>> begin Given data
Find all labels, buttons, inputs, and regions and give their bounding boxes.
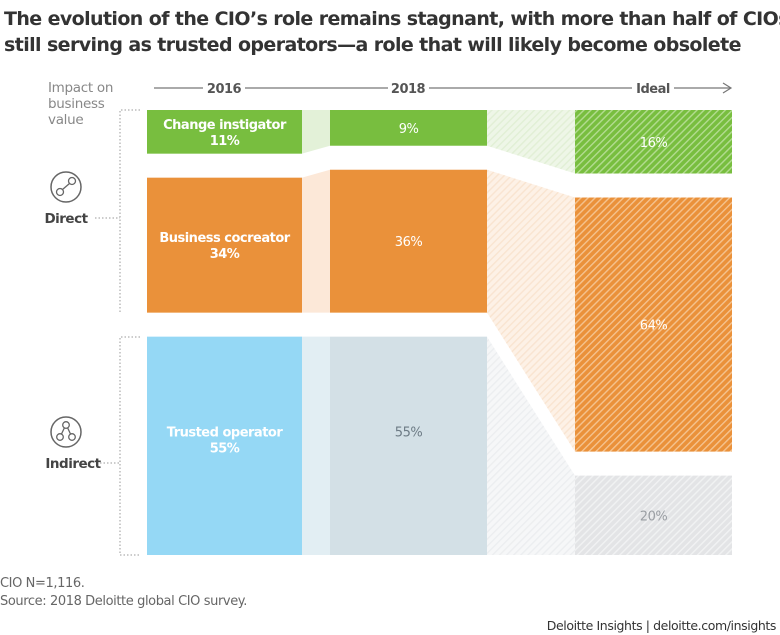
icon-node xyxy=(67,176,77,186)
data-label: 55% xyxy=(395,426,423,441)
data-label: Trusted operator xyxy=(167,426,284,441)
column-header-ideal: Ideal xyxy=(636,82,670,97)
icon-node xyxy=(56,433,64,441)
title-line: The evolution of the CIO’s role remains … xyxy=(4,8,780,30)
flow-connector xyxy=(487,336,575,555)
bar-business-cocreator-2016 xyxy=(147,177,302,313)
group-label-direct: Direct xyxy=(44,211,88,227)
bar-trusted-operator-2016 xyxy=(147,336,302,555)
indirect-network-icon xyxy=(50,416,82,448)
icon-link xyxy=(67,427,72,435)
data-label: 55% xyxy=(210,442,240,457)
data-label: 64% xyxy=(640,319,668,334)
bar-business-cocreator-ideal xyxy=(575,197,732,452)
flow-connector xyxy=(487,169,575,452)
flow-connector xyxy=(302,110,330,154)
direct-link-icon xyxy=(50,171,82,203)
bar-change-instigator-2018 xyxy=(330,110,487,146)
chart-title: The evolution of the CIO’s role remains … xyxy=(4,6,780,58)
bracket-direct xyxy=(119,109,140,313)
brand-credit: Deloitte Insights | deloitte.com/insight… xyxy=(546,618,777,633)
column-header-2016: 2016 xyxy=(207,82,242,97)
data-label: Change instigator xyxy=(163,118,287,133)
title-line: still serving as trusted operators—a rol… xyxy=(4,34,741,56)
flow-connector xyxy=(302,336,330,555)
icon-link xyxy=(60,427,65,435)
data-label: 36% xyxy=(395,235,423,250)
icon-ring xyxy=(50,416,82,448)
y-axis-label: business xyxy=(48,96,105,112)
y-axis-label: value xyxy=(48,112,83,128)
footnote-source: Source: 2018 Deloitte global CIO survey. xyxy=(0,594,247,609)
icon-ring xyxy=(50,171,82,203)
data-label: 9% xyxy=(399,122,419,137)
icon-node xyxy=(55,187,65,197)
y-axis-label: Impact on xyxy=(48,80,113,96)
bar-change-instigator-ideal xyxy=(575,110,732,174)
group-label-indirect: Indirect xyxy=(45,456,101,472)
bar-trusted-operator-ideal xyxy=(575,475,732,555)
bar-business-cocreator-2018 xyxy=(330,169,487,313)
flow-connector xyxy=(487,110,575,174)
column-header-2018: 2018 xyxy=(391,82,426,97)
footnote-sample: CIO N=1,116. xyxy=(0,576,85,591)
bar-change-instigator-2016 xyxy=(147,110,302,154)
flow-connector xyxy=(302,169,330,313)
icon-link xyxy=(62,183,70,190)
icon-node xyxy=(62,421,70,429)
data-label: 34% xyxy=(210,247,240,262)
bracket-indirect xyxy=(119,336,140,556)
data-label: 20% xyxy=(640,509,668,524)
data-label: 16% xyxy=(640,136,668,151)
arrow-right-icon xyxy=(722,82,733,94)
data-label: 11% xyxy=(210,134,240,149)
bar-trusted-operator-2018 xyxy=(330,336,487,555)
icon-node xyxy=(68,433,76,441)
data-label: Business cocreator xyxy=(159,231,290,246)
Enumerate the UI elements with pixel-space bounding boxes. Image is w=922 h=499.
>> end Given data
Gather every line in the entries above that contains the string "boxes", and copy each one in full.

Find all labels, buttons, inputs, and regions and give their bounding boxes.
Enumerate the UI elements with pixel-space bounding boxes. Image is w=922 h=499.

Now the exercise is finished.